» Stated exercise: Return all of the entries word for word, but omit the pictures they contain.

Data listing
# # # #

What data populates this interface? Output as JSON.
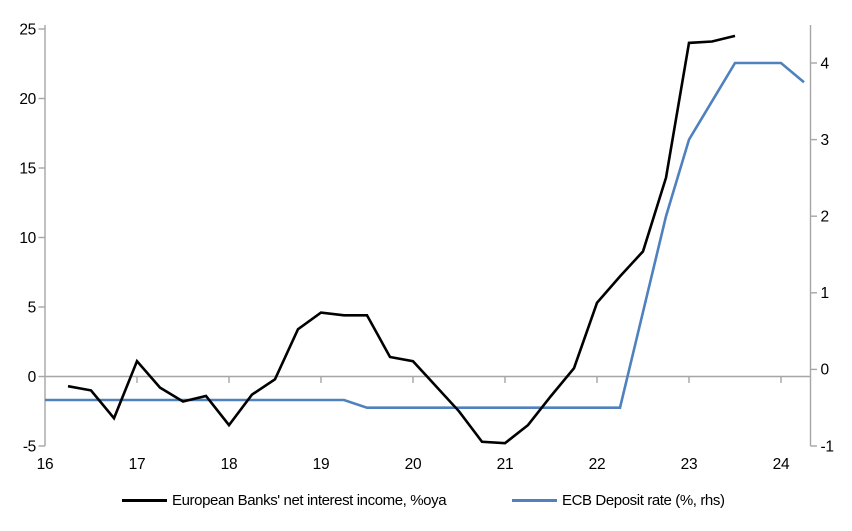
{
  "chart_data": {
    "type": "line",
    "title": "",
    "x_axis": {
      "tick_labels": [
        "16",
        "17",
        "18",
        "19",
        "20",
        "21",
        "22",
        "23",
        "24"
      ],
      "tick_values": [
        16,
        17,
        18,
        19,
        20,
        21,
        22,
        23,
        24
      ],
      "range": [
        16,
        24.32
      ],
      "ticks_on_zero_line": true
    },
    "left_axis": {
      "tick_labels": [
        "-5",
        "0",
        "5",
        "10",
        "15",
        "20",
        "25"
      ],
      "tick_values": [
        -5,
        0,
        5,
        10,
        15,
        20,
        25
      ],
      "range": [
        -5,
        25.3
      ],
      "zero_gridline": true
    },
    "right_axis": {
      "tick_labels": [
        "-1",
        "0",
        "1",
        "2",
        "3",
        "4"
      ],
      "tick_values": [
        -1,
        0,
        1,
        2,
        3,
        4
      ],
      "range": [
        -1,
        4.5
      ]
    },
    "grid": "zero-line-only",
    "legend_position": "bottom",
    "series": [
      {
        "name": "European Banks' net interest income, %oya",
        "axis": "left",
        "color": "#000000",
        "x": [
          16.25,
          16.5,
          16.75,
          17.0,
          17.25,
          17.5,
          17.75,
          18.0,
          18.25,
          18.5,
          18.75,
          19.0,
          19.25,
          19.5,
          19.75,
          20.0,
          20.25,
          20.5,
          20.75,
          21.0,
          21.25,
          21.5,
          21.75,
          22.0,
          22.25,
          22.5,
          22.75,
          23.0,
          23.25,
          23.5
        ],
        "values": [
          -0.7,
          -1.0,
          -3.0,
          1.1,
          -0.8,
          -1.8,
          -1.4,
          -3.5,
          -1.3,
          -0.2,
          3.4,
          4.6,
          4.4,
          4.4,
          1.4,
          1.1,
          -0.7,
          -2.5,
          -4.7,
          -4.8,
          -3.5,
          -1.4,
          0.6,
          5.3,
          7.2,
          9.0,
          14.3,
          24.0,
          24.1,
          24.5
        ]
      },
      {
        "name": "ECB Deposit rate (%, rhs)",
        "axis": "right",
        "color": "#4E81BD",
        "x": [
          16.0,
          16.25,
          16.5,
          16.75,
          17.0,
          17.25,
          17.5,
          17.75,
          18.0,
          18.25,
          18.5,
          18.75,
          19.0,
          19.25,
          19.5,
          19.75,
          20.0,
          20.25,
          20.5,
          20.75,
          21.0,
          21.25,
          21.5,
          21.75,
          22.0,
          22.25,
          22.5,
          22.75,
          23.0,
          23.25,
          23.5,
          23.75,
          24.0,
          24.25
        ],
        "values": [
          -0.4,
          -0.4,
          -0.4,
          -0.4,
          -0.4,
          -0.4,
          -0.4,
          -0.4,
          -0.4,
          -0.4,
          -0.4,
          -0.4,
          -0.4,
          -0.4,
          -0.5,
          -0.5,
          -0.5,
          -0.5,
          -0.5,
          -0.5,
          -0.5,
          -0.5,
          -0.5,
          -0.5,
          -0.5,
          -0.5,
          0.75,
          2.0,
          3.0,
          3.5,
          4.0,
          4.0,
          4.0,
          3.75
        ]
      }
    ]
  },
  "legend": {
    "items": [
      {
        "label": "European Banks' net interest income, %oya",
        "color": "#000000"
      },
      {
        "label": "ECB Deposit rate (%, rhs)",
        "color": "#4E81BD"
      }
    ]
  },
  "colors": {
    "background": "#FFFFFF",
    "axis": "#A6A6A6",
    "text": "#000000",
    "series_black": "#000000",
    "series_blue": "#4E81BD"
  }
}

# # # #

» Response to the exercise:
What data populates this interface? Output as JSON.
{
  "chart_data": {
    "type": "line",
    "title": "",
    "x_axis": {
      "tick_labels": [
        "16",
        "17",
        "18",
        "19",
        "20",
        "21",
        "22",
        "23",
        "24"
      ],
      "tick_values": [
        16,
        17,
        18,
        19,
        20,
        21,
        22,
        23,
        24
      ],
      "range": [
        16,
        24.32
      ],
      "ticks_on_zero_line": true
    },
    "left_axis": {
      "tick_labels": [
        "-5",
        "0",
        "5",
        "10",
        "15",
        "20",
        "25"
      ],
      "tick_values": [
        -5,
        0,
        5,
        10,
        15,
        20,
        25
      ],
      "range": [
        -5,
        25.3
      ],
      "zero_gridline": true
    },
    "right_axis": {
      "tick_labels": [
        "-1",
        "0",
        "1",
        "2",
        "3",
        "4"
      ],
      "tick_values": [
        -1,
        0,
        1,
        2,
        3,
        4
      ],
      "range": [
        -1,
        4.5
      ]
    },
    "grid": "zero-line-only",
    "legend_position": "bottom",
    "series": [
      {
        "name": "European Banks' net interest income, %oya",
        "axis": "left",
        "color": "#000000",
        "x": [
          16.25,
          16.5,
          16.75,
          17.0,
          17.25,
          17.5,
          17.75,
          18.0,
          18.25,
          18.5,
          18.75,
          19.0,
          19.25,
          19.5,
          19.75,
          20.0,
          20.25,
          20.5,
          20.75,
          21.0,
          21.25,
          21.5,
          21.75,
          22.0,
          22.25,
          22.5,
          22.75,
          23.0,
          23.25,
          23.5
        ],
        "values": [
          -0.7,
          -1.0,
          -3.0,
          1.1,
          -0.8,
          -1.8,
          -1.4,
          -3.5,
          -1.3,
          -0.2,
          3.4,
          4.6,
          4.4,
          4.4,
          1.4,
          1.1,
          -0.7,
          -2.5,
          -4.7,
          -4.8,
          -3.5,
          -1.4,
          0.6,
          5.3,
          7.2,
          9.0,
          14.3,
          24.0,
          24.1,
          24.5
        ]
      },
      {
        "name": "ECB Deposit rate (%, rhs)",
        "axis": "right",
        "color": "#4E81BD",
        "x": [
          16.0,
          16.25,
          16.5,
          16.75,
          17.0,
          17.25,
          17.5,
          17.75,
          18.0,
          18.25,
          18.5,
          18.75,
          19.0,
          19.25,
          19.5,
          19.75,
          20.0,
          20.25,
          20.5,
          20.75,
          21.0,
          21.25,
          21.5,
          21.75,
          22.0,
          22.25,
          22.5,
          22.75,
          23.0,
          23.25,
          23.5,
          23.75,
          24.0,
          24.25
        ],
        "values": [
          -0.4,
          -0.4,
          -0.4,
          -0.4,
          -0.4,
          -0.4,
          -0.4,
          -0.4,
          -0.4,
          -0.4,
          -0.4,
          -0.4,
          -0.4,
          -0.4,
          -0.5,
          -0.5,
          -0.5,
          -0.5,
          -0.5,
          -0.5,
          -0.5,
          -0.5,
          -0.5,
          -0.5,
          -0.5,
          -0.5,
          0.75,
          2.0,
          3.0,
          3.5,
          4.0,
          4.0,
          4.0,
          3.75
        ]
      }
    ]
  },
  "legend": {
    "items": [
      {
        "label": "European Banks' net interest income, %oya",
        "color": "#000000"
      },
      {
        "label": "ECB Deposit rate (%, rhs)",
        "color": "#4E81BD"
      }
    ]
  },
  "colors": {
    "background": "#FFFFFF",
    "axis": "#A6A6A6",
    "text": "#000000",
    "series_black": "#000000",
    "series_blue": "#4E81BD"
  }
}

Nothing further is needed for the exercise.